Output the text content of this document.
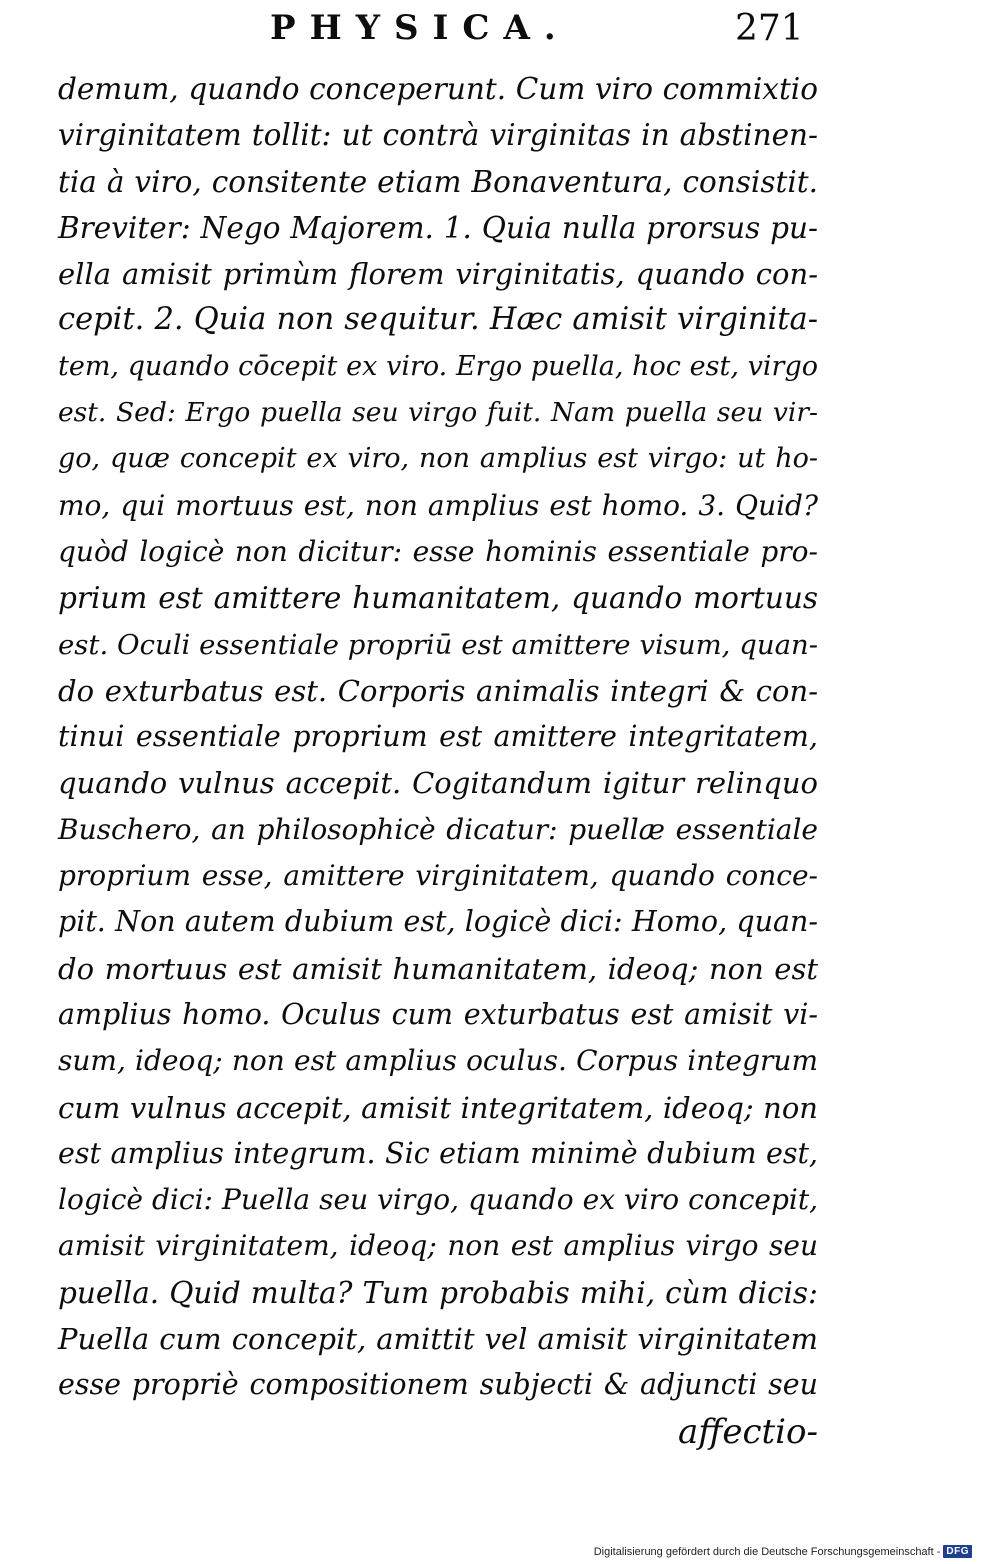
PHYSICA.	271
demum, quando conceperunt. Cum viro commixtio
virginitatem tollit: ut contrà virginitas in abstinen-
tia à viro, consitente etiam Bonaventura, consistit.
Breviter: Nego Majorem. 1. Quia nulla prorsus pu-
ella amisit primùm florem virginitatis, quando con-
cepit. 2. Quia non sequitur. Hæc amisit virginita-
tem, quando cōcepit ex viro. Ergo puella, hoc est, virgo
est. Sed: Ergo puella seu virgo fuit. Nam puella seu vir-
go, quæ concepit ex viro, non amplius est virgo: ut ho-
mo, qui mortuus est, non amplius est homo. 3. Quid?
quòd logicè non dicitur: esse hominis essentiale pro-
prium est amittere humanitatem, quando mortuus
est. Oculi essentiale propriū est amittere visum, quan-
do exturbatus est. Corporis animalis integri & con-
tinui essentiale proprium est amittere integritatem,
quando vulnus accepit. Cogitandum igitur relinquo
Buschero, an philosophicè dicatur: puellæ essentiale
proprium esse, amittere virginitatem, quando conce-
pit. Non autem dubium est, logicè dici: Homo, quan-
do mortuus est amisit humanitatem, ideoq; non est
amplius homo. Oculus cum exturbatus est amisit vi-
sum, ideoq; non est amplius oculus. Corpus integrum
cum vulnus accepit, amisit integritatem, ideoq; non
est amplius integrum. Sic etiam minimè dubium est,
logicè dici: Puella seu virgo, quando ex viro concepit,
amisit virginitatem, ideoq; non est amplius virgo seu
puella. Quid multa? Tum probabis mihi, cùm dicis:
Puella cum concepit, amittit vel amisit virginitatem
esse propriè compositionem subjecti & adjuncti seu
affectio-
Digitalisierung gefördert durch die Deutsche Forschungsgemeinschaft - DFG
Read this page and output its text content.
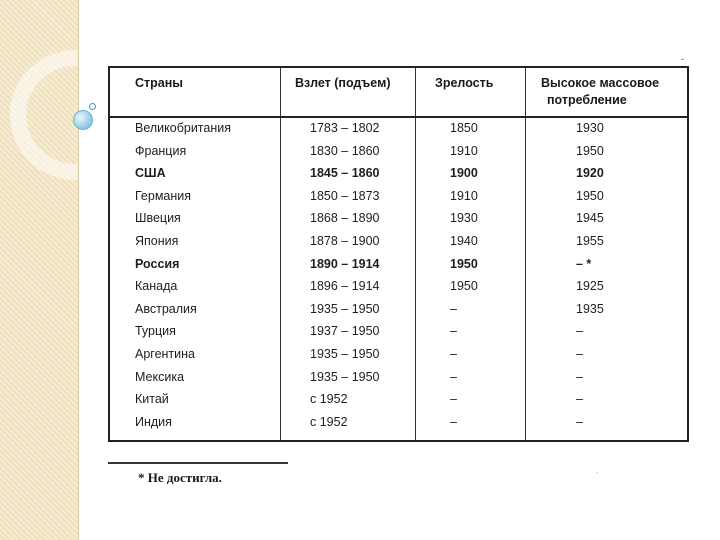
-
.
Страны	Взлет (подъем)	Зрелость	Высокое массовое
потребление
Великобритания	1783 – 1802	1850	1930
Франция	1830 – 1860	1910	1950
США	1845 – 1860	1900	1920
Германия	1850 – 1873	1910	1950
Швеция	1868 – 1890	1930	1945
Япония	1878 – 1900	1940	1955
Россия	1890 – 1914	1950	– *
Канада	1896 – 1914	1950	1925
Австралия	1935 – 1950	–	1935
Турция	1937 – 1950	–	–
Аргентина	1935 – 1950	–	–
Мексика	1935 – 1950	–	–
Китай	с 1952	–	–
Индия	с 1952	–	–
* Не достигла.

EXERCISE DIRECTIONS:
From the records above, pick out and copy each line holding the word "amisit".

OUTPUT BELOW:
ella amisit primùm florem virginitatis, quando con-
cepit. 2. Quia non sequitur. Hæc amisit virginita-
do mortuus est amisit humanitatem, ideoq; non est
amplius homo. Oculus cum exturbatus est amisit vi-
cum vulnus accepit, amisit integritatem, ideoq; non
amisit virginitatem, ideoq; non est amplius virgo seu
Puella cum concepit, amittit vel amisit virginitatem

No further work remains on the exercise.